Rewrite the rows, starting at the first row and ending at the row containing "962, 378, 984]". Change "Enumerate" to "List" and leave everything else as it is.

### PROVIDED ENTRIES
--- --- ---

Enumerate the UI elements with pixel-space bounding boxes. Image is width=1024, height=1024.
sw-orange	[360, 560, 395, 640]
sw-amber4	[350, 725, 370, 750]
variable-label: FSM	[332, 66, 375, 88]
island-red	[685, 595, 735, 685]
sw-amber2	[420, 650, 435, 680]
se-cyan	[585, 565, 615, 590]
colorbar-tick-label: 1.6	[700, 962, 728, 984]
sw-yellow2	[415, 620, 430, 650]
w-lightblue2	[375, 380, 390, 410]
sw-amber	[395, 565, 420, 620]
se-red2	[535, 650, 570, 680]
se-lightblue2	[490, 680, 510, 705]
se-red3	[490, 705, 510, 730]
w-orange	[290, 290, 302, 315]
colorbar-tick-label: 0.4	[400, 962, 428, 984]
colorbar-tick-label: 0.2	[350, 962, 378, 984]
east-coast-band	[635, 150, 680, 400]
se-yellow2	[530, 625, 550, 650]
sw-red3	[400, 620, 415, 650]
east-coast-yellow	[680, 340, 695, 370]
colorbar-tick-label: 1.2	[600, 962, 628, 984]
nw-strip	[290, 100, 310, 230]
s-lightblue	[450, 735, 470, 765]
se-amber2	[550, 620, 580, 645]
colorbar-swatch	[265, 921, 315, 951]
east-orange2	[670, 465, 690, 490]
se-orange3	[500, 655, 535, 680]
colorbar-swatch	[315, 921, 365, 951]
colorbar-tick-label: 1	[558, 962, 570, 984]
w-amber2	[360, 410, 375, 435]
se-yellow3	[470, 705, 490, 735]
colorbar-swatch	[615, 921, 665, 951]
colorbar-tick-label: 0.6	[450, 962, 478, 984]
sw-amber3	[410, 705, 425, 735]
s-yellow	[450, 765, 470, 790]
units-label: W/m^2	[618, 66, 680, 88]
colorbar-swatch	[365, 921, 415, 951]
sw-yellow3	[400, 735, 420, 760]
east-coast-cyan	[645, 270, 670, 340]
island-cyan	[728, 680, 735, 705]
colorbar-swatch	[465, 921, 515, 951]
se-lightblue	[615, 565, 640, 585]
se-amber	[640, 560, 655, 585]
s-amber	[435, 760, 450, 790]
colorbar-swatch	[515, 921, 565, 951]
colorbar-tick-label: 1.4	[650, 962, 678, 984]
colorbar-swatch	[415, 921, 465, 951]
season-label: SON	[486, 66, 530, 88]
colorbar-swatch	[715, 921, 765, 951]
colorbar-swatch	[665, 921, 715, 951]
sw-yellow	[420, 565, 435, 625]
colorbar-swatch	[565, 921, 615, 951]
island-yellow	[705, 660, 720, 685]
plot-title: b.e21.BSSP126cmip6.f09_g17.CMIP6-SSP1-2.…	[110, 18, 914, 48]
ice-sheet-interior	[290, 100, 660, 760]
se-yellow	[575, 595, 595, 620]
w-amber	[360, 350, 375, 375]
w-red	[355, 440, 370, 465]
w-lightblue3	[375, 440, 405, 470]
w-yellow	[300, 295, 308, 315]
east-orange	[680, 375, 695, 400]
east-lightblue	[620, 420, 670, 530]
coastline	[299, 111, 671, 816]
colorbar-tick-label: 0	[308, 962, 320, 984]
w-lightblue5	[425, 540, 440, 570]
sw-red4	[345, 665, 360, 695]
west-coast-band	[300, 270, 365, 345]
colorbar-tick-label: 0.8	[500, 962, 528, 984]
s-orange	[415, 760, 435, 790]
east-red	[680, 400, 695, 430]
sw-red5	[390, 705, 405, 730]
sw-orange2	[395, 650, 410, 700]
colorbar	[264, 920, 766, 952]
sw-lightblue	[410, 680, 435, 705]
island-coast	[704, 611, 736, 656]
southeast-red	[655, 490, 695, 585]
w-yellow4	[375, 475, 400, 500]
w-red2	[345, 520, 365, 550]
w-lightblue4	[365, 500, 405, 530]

--- --- ---

### WRITTEN ANSWER
List the UI elements with pixel-space bounding boxes. Image is width=1024, height=1024.
sw-orange	[360, 560, 395, 640]
sw-amber4	[350, 725, 370, 750]
variable-label: FSM	[332, 66, 375, 88]
island-red	[685, 595, 735, 685]
sw-amber2	[420, 650, 435, 680]
se-cyan	[585, 565, 615, 590]
colorbar-tick-label: 1.6	[700, 962, 728, 984]
sw-yellow2	[415, 620, 430, 650]
w-lightblue2	[375, 380, 390, 410]
sw-amber	[395, 565, 420, 620]
se-red2	[535, 650, 570, 680]
se-lightblue2	[490, 680, 510, 705]
se-red3	[490, 705, 510, 730]
w-orange	[290, 290, 302, 315]
colorbar-tick-label: 0.4	[400, 962, 428, 984]
colorbar-tick-label: 0.2	[350, 962, 378, 984]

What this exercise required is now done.